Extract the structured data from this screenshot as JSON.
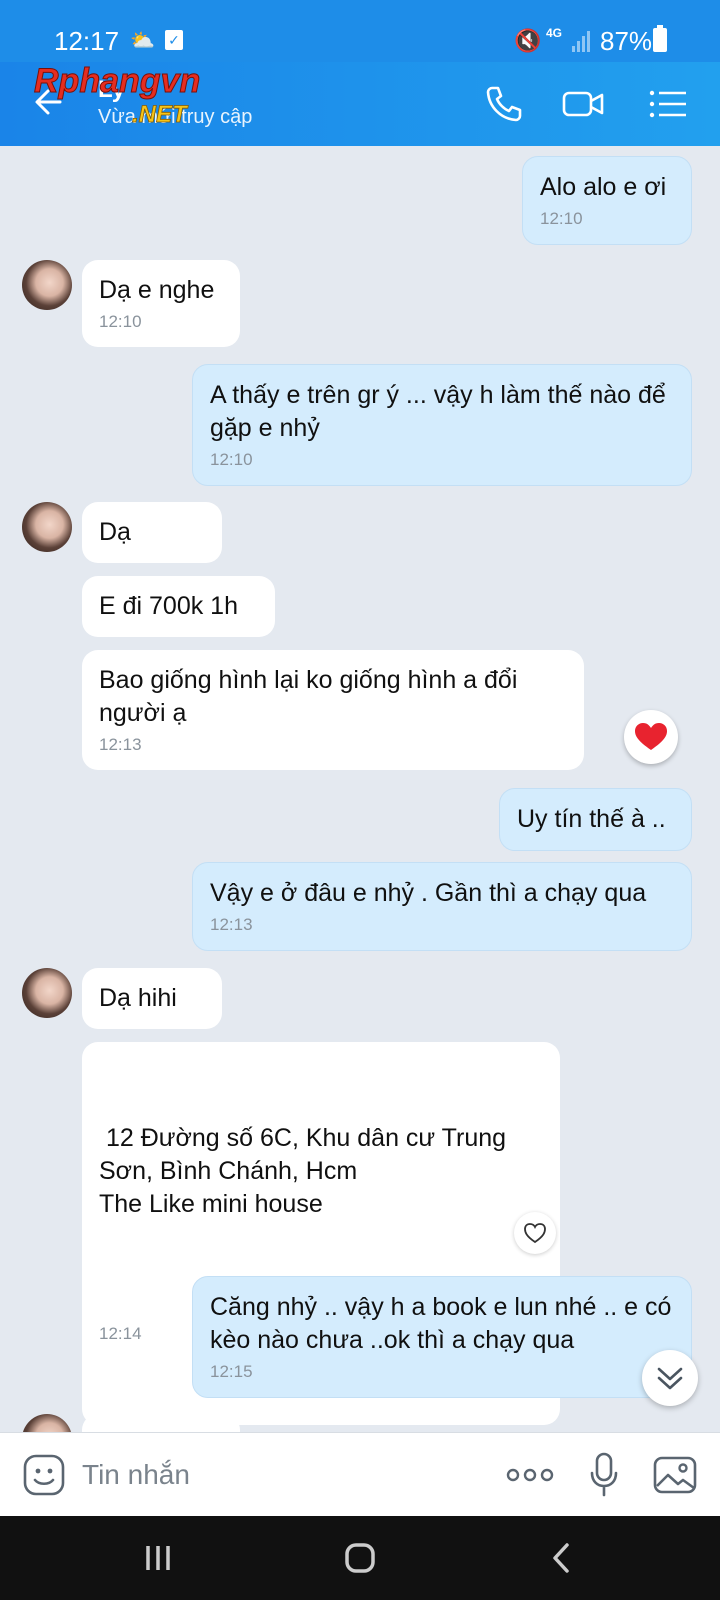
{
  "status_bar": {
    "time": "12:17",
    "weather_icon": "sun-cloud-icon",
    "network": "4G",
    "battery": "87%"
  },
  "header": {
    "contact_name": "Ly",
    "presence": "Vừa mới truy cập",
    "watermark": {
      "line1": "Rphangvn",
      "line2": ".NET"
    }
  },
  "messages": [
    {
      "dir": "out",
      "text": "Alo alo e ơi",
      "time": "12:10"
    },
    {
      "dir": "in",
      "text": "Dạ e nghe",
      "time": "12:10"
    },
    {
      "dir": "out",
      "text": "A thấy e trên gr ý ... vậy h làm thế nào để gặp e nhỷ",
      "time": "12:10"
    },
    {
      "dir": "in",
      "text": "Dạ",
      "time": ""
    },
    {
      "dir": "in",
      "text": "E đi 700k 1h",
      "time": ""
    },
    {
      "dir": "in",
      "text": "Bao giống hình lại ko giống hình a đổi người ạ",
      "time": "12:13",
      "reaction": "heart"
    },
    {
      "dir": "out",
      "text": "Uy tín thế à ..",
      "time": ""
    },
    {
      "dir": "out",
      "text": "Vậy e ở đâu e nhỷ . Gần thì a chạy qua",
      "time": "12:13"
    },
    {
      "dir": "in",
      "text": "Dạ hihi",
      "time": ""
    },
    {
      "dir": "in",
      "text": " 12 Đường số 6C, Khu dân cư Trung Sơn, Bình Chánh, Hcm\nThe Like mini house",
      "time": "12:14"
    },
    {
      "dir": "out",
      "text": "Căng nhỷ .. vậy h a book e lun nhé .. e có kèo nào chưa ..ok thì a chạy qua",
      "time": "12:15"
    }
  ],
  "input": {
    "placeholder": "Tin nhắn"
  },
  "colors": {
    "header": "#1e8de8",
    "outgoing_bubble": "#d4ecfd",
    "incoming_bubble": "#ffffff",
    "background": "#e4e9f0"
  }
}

* * *

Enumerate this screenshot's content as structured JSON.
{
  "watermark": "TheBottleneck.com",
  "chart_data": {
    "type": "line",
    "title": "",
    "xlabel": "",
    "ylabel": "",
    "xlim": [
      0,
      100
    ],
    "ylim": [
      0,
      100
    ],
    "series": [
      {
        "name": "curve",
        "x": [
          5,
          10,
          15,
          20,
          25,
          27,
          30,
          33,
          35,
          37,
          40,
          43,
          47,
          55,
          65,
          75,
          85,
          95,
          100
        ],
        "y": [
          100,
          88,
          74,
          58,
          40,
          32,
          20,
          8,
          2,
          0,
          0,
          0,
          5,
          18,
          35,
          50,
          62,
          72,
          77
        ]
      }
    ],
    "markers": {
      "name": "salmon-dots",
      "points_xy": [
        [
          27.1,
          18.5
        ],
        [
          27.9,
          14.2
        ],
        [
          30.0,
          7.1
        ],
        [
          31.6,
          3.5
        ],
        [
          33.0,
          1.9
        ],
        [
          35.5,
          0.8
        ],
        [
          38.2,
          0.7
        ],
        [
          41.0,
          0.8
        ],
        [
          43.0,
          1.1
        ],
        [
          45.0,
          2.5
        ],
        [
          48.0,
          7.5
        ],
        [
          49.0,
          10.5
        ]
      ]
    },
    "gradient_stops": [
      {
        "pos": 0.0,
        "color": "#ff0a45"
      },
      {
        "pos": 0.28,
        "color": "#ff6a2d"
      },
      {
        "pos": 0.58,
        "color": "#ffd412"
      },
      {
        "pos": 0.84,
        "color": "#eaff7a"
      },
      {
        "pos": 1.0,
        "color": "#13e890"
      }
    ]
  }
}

• [Problem to work on]:
Extract each line holding the word "chạy" from the records.

• [Solution]:
      "text": "Vậy e ở đâu e nhỷ . Gần thì a chạy qua",
      "text": "Căng nhỷ .. vậy h a book e lun nhé .. e có kèo nào chưa ..ok thì a chạy qua",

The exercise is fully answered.